** BEGIN **

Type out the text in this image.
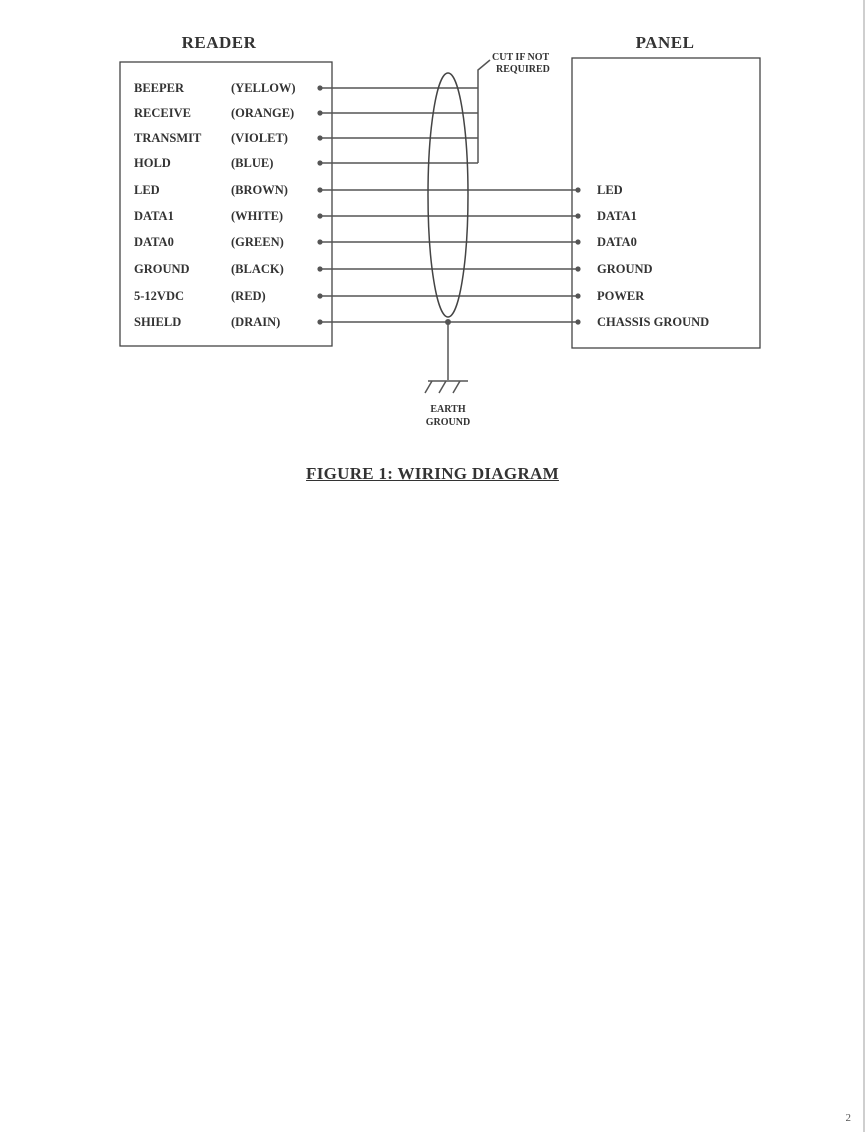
READER	PANEL
BEEPER	(YELLOW)
RECEIVE	(ORANGE)
TRANSMIT (VIOLET)
HOLD	(BLUE)
LED	(BROWN)
DATA1	(WHITE)
DATA0	(GREEN)
GROUND	(BLACK)
5-12VDC	(RED)
SHIELD	(DRAIN)
LED
DATA1
DATA0
GROUND
POWER
CHASSIS GROUND
CUT IF NOT
REQUIRED
EARTH
GROUND
FIGURE 1: WIRING DIAGRAM
2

** END **

Where a line in the material above holds "GROUND", copy that line.

GROUND	(BLACK)
GROUND
CHASSIS GROUND
GROUND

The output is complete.